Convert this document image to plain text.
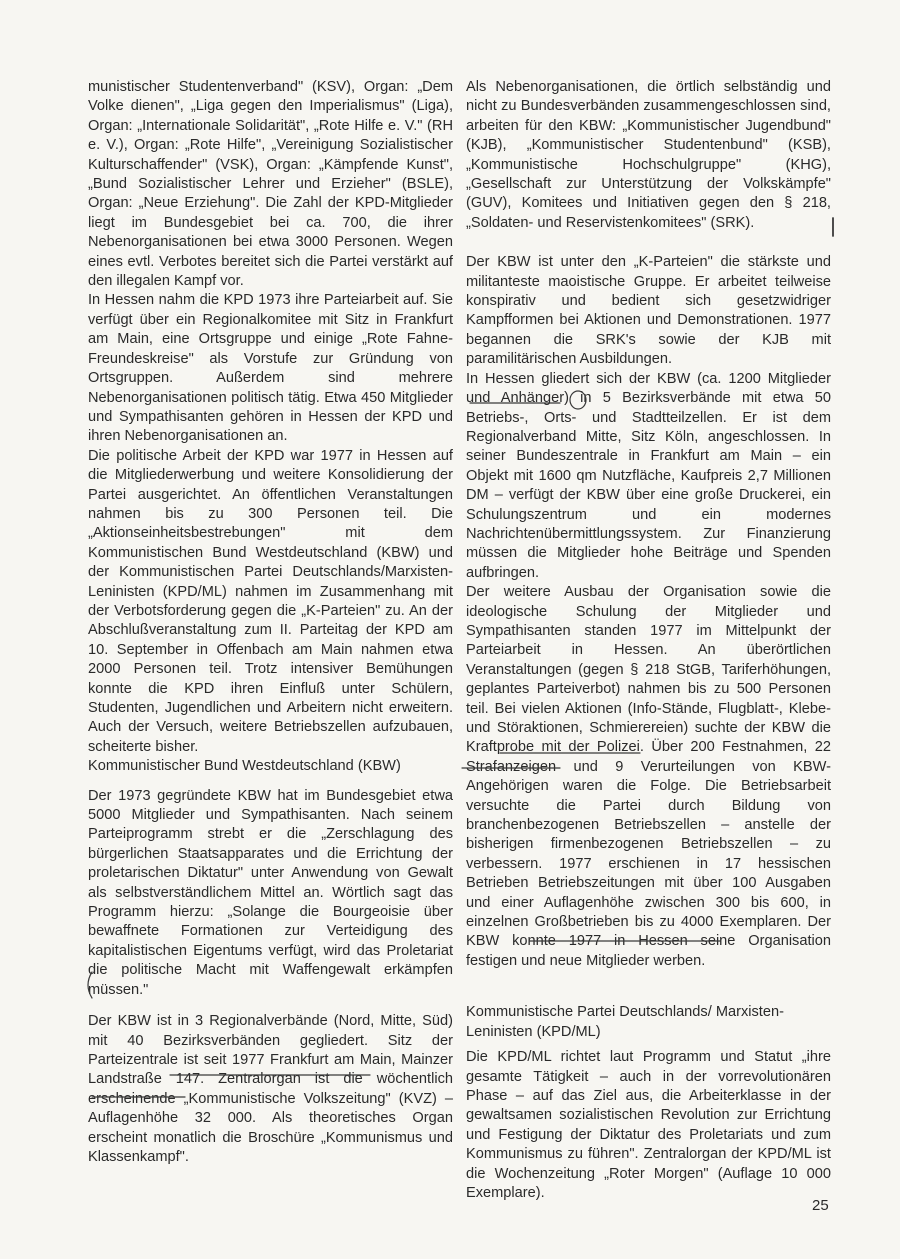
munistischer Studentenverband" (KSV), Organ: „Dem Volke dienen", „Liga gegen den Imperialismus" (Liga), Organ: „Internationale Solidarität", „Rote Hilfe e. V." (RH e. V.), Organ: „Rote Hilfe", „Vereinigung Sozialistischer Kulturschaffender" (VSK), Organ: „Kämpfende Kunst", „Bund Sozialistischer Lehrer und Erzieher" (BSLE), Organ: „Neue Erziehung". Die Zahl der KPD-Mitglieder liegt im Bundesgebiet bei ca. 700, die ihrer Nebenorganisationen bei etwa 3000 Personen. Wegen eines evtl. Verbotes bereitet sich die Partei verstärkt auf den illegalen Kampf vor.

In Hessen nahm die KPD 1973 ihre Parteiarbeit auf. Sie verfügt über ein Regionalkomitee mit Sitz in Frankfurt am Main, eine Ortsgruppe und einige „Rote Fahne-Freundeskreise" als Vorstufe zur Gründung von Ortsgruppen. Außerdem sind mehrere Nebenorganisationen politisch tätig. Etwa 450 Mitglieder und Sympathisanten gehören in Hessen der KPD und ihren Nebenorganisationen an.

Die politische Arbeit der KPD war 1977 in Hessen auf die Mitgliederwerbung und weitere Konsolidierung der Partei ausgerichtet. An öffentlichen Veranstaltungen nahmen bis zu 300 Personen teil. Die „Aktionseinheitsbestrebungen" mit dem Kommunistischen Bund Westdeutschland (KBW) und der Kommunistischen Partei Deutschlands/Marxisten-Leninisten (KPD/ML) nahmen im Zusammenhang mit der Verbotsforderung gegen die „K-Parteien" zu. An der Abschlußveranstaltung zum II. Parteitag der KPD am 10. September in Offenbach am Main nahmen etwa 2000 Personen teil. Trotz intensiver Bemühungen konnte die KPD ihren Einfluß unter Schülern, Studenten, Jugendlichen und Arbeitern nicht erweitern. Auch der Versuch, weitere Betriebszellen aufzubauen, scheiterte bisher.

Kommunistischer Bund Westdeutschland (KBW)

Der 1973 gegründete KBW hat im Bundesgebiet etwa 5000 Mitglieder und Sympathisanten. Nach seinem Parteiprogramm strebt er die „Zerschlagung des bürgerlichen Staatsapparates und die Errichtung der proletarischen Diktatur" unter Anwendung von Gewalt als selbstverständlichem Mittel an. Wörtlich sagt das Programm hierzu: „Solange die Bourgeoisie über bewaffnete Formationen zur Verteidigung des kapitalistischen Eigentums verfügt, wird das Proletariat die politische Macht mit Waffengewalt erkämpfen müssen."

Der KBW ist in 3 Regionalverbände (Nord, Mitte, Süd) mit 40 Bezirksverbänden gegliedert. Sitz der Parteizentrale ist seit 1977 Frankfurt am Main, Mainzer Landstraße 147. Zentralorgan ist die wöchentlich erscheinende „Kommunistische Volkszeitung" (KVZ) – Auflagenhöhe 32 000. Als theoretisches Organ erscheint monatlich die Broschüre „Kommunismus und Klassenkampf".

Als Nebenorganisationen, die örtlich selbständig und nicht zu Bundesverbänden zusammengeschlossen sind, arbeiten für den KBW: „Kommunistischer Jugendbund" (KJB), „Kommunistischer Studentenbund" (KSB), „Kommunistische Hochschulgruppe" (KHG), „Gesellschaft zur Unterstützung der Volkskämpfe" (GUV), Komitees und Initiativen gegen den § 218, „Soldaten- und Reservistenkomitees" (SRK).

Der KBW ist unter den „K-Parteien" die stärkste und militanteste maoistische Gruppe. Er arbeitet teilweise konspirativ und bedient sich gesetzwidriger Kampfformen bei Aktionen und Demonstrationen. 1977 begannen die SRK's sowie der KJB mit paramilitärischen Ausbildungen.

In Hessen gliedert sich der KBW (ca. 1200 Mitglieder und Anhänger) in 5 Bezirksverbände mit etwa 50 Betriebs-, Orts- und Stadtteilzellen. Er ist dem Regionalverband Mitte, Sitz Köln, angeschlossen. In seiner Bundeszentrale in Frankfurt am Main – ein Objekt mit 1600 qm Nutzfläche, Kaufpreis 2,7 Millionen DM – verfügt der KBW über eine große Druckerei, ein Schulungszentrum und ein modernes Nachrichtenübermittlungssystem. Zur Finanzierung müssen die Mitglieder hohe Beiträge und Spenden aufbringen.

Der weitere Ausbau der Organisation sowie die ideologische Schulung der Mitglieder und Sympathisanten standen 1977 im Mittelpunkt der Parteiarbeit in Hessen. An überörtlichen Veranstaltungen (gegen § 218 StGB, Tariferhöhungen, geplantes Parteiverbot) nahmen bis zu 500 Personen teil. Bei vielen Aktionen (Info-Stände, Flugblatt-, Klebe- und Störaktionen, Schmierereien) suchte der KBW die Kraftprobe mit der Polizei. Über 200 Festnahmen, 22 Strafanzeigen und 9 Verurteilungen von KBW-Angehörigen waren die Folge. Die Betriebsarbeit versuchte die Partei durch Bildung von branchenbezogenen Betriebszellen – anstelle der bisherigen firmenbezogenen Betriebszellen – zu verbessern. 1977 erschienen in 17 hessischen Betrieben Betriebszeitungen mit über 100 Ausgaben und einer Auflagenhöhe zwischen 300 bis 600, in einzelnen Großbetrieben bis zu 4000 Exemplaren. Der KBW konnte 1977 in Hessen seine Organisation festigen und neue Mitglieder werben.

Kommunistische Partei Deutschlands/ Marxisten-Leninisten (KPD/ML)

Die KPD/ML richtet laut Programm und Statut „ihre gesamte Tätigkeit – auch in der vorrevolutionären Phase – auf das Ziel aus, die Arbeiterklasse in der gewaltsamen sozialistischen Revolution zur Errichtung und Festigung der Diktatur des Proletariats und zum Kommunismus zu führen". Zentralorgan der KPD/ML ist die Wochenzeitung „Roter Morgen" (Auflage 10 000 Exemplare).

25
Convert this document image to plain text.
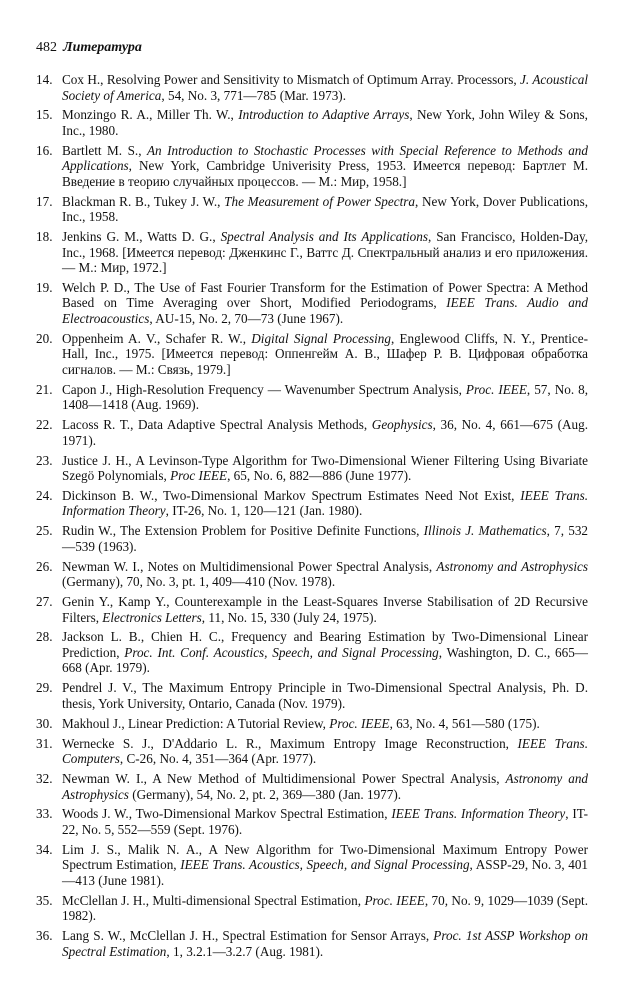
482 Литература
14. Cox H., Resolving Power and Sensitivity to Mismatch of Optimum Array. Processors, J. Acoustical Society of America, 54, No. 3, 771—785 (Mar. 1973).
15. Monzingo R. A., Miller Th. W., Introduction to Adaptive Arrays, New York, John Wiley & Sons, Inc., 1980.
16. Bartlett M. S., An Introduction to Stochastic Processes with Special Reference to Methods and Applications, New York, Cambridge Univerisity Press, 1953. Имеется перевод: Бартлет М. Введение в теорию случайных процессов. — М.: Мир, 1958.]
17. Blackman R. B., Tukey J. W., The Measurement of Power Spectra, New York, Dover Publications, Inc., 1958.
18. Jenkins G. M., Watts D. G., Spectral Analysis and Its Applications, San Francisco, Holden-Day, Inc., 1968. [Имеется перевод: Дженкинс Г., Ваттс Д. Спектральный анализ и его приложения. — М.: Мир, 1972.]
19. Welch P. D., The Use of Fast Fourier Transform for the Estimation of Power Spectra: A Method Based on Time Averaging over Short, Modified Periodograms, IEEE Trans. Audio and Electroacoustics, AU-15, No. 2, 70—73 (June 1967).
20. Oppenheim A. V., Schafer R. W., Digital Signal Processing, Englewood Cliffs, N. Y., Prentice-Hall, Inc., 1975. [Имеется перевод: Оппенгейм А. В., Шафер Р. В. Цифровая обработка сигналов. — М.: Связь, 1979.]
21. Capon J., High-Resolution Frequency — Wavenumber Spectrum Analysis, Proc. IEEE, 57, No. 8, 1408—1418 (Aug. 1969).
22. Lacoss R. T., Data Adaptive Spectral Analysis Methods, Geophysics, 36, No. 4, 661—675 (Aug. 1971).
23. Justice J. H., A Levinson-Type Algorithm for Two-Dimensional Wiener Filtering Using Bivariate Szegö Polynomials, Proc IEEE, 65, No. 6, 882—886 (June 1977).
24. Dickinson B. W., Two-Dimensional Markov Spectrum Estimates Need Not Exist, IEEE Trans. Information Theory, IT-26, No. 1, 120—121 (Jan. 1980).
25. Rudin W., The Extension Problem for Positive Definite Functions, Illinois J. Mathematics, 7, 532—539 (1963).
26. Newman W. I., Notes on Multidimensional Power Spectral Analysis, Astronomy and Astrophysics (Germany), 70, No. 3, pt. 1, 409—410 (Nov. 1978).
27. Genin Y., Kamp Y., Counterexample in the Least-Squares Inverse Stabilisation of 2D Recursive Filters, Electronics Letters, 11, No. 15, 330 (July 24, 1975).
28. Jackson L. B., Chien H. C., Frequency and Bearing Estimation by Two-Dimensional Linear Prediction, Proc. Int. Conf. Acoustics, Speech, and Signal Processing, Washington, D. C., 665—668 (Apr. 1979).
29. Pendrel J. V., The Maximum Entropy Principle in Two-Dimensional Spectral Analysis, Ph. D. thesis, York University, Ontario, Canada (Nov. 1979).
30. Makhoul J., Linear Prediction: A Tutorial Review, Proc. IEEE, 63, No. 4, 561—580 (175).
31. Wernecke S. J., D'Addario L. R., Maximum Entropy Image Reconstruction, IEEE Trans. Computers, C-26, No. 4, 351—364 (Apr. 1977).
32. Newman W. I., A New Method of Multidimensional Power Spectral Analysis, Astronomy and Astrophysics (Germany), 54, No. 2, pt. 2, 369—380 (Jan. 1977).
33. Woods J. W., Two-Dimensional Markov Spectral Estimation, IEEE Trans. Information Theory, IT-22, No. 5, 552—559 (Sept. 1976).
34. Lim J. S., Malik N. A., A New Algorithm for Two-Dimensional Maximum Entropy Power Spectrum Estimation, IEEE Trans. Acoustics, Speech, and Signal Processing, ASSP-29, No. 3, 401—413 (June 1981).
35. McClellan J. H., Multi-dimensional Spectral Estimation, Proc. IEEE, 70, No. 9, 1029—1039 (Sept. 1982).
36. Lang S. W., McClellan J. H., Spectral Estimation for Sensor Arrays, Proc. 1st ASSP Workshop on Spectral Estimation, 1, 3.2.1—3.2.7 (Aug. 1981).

____________

**DIRECTIONS:** What is the number of lines in this material that hold the string "McClellan"? Answer with that number only.

**OUTPUT FOR THIS TASK:** 2